Set exercise: Take the entries below and reproduce them word for word.
-- start --
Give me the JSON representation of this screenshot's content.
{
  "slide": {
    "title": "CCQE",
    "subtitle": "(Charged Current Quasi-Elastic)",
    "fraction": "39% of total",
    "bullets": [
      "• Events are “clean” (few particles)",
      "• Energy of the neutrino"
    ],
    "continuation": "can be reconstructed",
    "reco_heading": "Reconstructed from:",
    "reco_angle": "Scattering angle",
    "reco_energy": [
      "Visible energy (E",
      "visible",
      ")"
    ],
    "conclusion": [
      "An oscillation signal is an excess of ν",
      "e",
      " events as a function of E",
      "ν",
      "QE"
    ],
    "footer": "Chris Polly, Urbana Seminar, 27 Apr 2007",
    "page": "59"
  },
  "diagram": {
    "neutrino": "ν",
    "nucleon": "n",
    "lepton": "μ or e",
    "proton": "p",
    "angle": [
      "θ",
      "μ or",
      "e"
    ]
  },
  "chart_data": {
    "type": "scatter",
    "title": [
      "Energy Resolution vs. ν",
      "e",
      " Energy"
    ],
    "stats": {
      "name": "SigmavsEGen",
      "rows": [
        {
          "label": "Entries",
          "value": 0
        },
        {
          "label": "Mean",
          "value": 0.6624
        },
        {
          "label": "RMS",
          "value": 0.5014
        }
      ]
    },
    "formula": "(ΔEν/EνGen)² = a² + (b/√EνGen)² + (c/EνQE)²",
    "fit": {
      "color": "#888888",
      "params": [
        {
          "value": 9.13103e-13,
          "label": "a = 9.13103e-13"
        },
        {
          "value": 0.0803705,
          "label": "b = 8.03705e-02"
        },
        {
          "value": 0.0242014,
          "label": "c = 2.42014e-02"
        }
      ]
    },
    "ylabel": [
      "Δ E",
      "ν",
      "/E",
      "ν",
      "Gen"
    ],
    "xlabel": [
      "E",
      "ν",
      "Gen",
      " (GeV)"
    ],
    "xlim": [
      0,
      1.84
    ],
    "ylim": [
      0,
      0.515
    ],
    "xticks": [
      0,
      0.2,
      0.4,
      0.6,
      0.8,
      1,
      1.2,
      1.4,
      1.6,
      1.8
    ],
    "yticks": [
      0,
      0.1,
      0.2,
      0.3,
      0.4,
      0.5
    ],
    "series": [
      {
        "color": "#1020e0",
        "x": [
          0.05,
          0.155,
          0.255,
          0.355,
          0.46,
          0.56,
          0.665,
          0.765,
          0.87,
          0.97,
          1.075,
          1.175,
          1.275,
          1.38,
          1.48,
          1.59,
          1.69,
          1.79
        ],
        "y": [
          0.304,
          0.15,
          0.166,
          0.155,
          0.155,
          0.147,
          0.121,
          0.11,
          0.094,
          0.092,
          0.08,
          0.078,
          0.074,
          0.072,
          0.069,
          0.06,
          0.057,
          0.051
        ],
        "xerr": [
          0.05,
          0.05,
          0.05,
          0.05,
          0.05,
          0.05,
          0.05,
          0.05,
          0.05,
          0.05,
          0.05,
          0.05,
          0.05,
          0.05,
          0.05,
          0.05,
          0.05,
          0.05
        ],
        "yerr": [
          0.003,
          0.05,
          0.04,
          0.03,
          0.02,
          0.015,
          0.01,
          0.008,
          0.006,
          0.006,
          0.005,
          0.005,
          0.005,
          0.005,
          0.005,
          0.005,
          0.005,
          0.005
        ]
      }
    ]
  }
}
-- end --
Exercise answer:
Give me the JSON representation of this screenshot's content.
{
  "slide": {
    "title": "CCQE",
    "subtitle": "(Charged Current Quasi-Elastic)",
    "fraction": "39% of total",
    "bullets": [
      "• Events are “clean” (few particles)",
      "• Energy of the neutrino"
    ],
    "continuation": "can be reconstructed",
    "reco_heading": "Reconstructed from:",
    "reco_angle": "Scattering angle",
    "reco_energy": [
      "Visible energy (E",
      "visible",
      ")"
    ],
    "conclusion": [
      "An oscillation signal is an excess of ν",
      "e",
      " events as a function of E",
      "ν",
      "QE"
    ],
    "footer": "Chris Polly, Urbana Seminar, 27 Apr 2007",
    "page": "59"
  },
  "diagram": {
    "neutrino": "ν",
    "nucleon": "n",
    "lepton": "μ or e",
    "proton": "p",
    "angle": [
      "θ",
      "μ or",
      "e"
    ]
  },
  "chart_data": {
    "type": "scatter",
    "title": [
      "Energy Resolution vs. ν",
      "e",
      " Energy"
    ],
    "stats": {
      "name": "SigmavsEGen",
      "rows": [
        {
          "label": "Entries",
          "value": 0
        },
        {
          "label": "Mean",
          "value": 0.6624
        },
        {
          "label": "RMS",
          "value": 0.5014
        }
      ]
    },
    "formula": "(ΔEν/EνGen)² = a² + (b/√EνGen)² + (c/EνQE)²",
    "fit": {
      "color": "#888888",
      "params": [
        {
          "value": 9.13103e-13,
          "label": "a = 9.13103e-13"
        },
        {
          "value": 0.0803705,
          "label": "b = 8.03705e-02"
        },
        {
          "value": 0.0242014,
          "label": "c = 2.42014e-02"
        }
      ]
    },
    "ylabel": [
      "Δ E",
      "ν",
      "/E",
      "ν",
      "Gen"
    ],
    "xlabel": [
      "E",
      "ν",
      "Gen",
      " (GeV)"
    ],
    "xlim": [
      0,
      1.84
    ],
    "ylim": [
      0,
      0.515
    ],
    "xticks": [
      0,
      0.2,
      0.4,
      0.6,
      0.8,
      1,
      1.2,
      1.4,
      1.6,
      1.8
    ],
    "yticks": [
      0,
      0.1,
      0.2,
      0.3,
      0.4,
      0.5
    ],
    "series": [
      {
        "color": "#1020e0",
        "x": [
          0.05,
          0.155,
          0.255,
          0.355,
          0.46,
          0.56,
          0.665,
          0.765,
          0.87,
          0.97,
          1.075,
          1.175,
          1.275,
          1.38,
          1.48,
          1.59,
          1.69,
          1.79
        ],
        "y": [
          0.304,
          0.15,
          0.166,
          0.155,
          0.155,
          0.147,
          0.121,
          0.11,
          0.094,
          0.092,
          0.08,
          0.078,
          0.074,
          0.072,
          0.069,
          0.06,
          0.057,
          0.051
        ],
        "xerr": [
          0.05,
          0.05,
          0.05,
          0.05,
          0.05,
          0.05,
          0.05,
          0.05,
          0.05,
          0.05,
          0.05,
          0.05,
          0.05,
          0.05,
          0.05,
          0.05,
          0.05,
          0.05
        ],
        "yerr": [
          0.003,
          0.05,
          0.04,
          0.03,
          0.02,
          0.015,
          0.01,
          0.008,
          0.006,
          0.006,
          0.005,
          0.005,
          0.005,
          0.005,
          0.005,
          0.005,
          0.005,
          0.005
        ]
      }
    ]
  }
}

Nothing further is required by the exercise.